Stated exercise :: Isolate every line in the data with the string "terjadi" and copy it.

------------------------------------------------------------------------

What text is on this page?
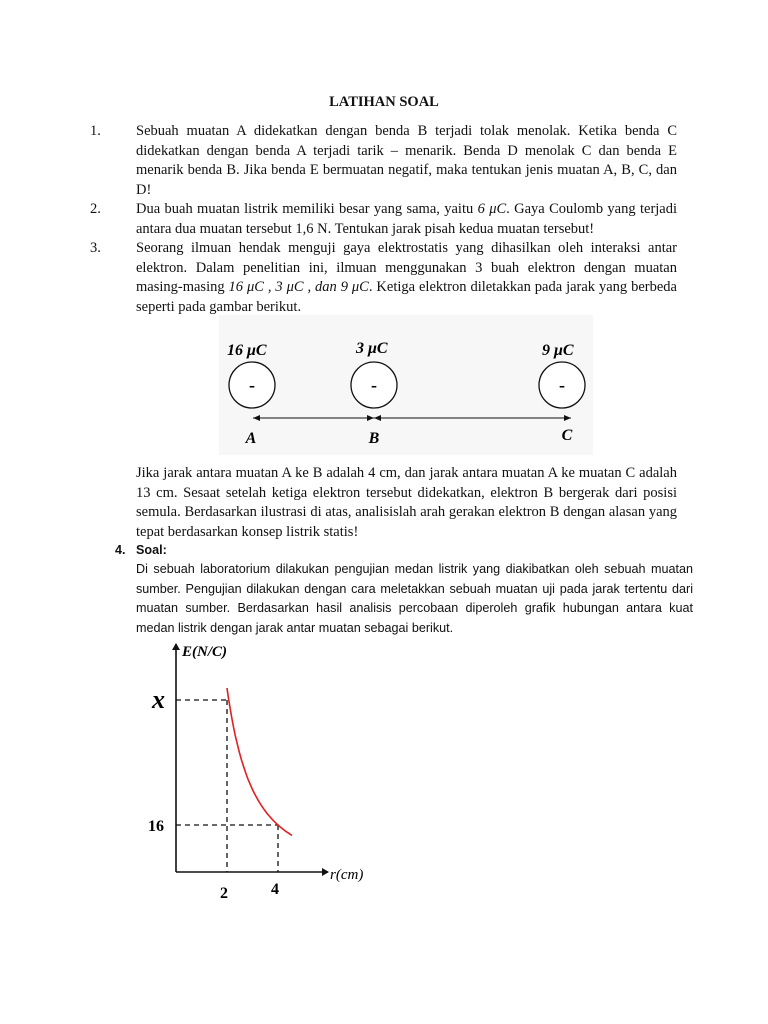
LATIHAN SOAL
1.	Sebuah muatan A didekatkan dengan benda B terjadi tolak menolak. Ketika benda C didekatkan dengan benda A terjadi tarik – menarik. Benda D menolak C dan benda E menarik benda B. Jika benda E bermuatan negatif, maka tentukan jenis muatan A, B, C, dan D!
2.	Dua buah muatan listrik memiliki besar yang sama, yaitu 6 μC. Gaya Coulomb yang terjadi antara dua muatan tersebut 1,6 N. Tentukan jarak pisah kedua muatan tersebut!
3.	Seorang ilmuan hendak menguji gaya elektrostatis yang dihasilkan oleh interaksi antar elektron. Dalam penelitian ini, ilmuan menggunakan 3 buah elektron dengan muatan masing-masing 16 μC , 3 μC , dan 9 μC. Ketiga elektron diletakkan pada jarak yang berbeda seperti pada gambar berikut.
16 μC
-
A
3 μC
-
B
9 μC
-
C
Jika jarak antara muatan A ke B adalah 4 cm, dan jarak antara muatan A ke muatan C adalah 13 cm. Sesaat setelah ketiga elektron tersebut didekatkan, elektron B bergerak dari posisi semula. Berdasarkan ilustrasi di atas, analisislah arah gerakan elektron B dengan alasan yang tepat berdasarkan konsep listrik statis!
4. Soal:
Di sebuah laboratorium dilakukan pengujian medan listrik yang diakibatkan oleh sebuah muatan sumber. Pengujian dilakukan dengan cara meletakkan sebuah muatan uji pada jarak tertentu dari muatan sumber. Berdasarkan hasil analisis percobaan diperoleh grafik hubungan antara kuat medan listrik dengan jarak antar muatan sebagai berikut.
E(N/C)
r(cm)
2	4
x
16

------------------------------------------------------------------------

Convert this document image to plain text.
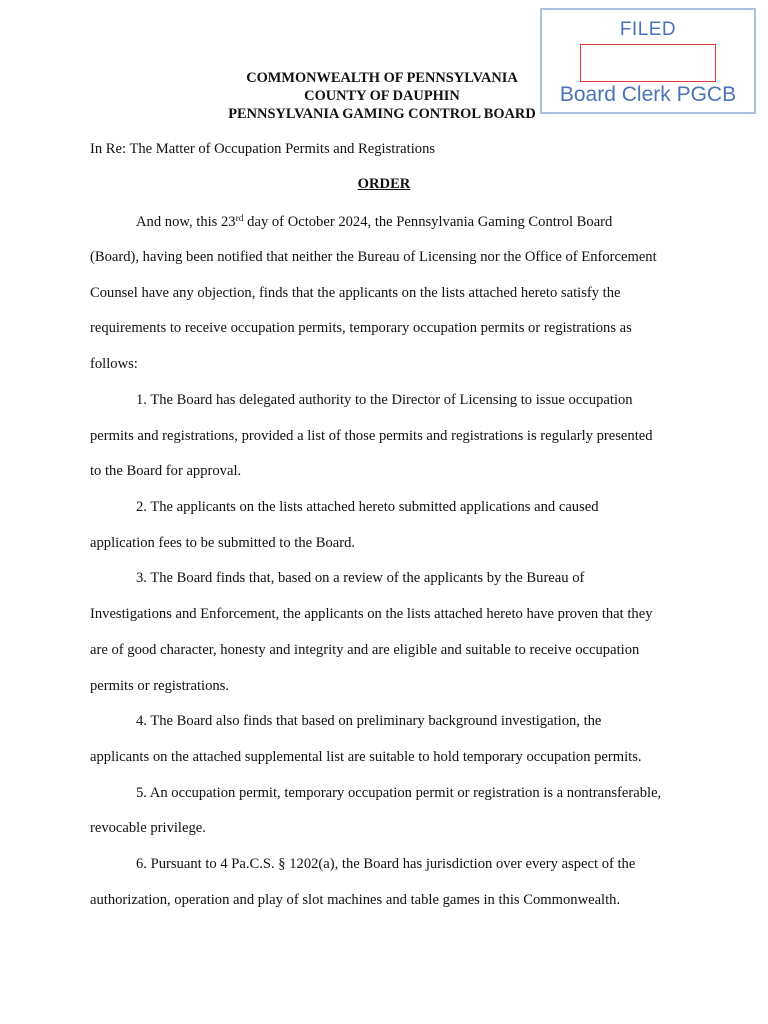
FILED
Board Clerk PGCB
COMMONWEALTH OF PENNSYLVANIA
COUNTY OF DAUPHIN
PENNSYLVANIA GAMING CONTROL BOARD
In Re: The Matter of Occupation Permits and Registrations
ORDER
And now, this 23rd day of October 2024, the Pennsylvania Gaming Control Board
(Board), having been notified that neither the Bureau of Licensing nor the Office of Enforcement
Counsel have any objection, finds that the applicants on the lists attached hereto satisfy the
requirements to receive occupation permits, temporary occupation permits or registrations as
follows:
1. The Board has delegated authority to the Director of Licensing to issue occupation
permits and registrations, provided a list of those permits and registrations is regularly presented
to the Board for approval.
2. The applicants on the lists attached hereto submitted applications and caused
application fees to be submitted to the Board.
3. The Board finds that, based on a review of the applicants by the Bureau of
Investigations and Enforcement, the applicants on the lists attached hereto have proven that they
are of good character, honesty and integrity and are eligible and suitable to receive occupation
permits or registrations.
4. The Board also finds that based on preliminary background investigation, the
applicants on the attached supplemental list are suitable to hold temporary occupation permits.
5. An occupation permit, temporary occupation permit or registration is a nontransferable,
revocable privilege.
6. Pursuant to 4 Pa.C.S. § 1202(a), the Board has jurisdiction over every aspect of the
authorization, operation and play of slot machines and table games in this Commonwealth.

------------------------------------------------------------------------

In response ::
1.	Sebuah muatan A didekatkan dengan benda B terjadi tolak menolak. Ketika benda C didekatkan dengan benda A terjadi tarik – menarik. Benda D menolak C dan benda E menarik benda B. Jika benda E bermuatan negatif, maka tentukan jenis muatan A, B, C, dan D!
2.	Dua buah muatan listrik memiliki besar yang sama, yaitu 6 μC. Gaya Coulomb yang terjadi antara dua muatan tersebut 1,6 N. Tentukan jarak pisah kedua muatan tersebut!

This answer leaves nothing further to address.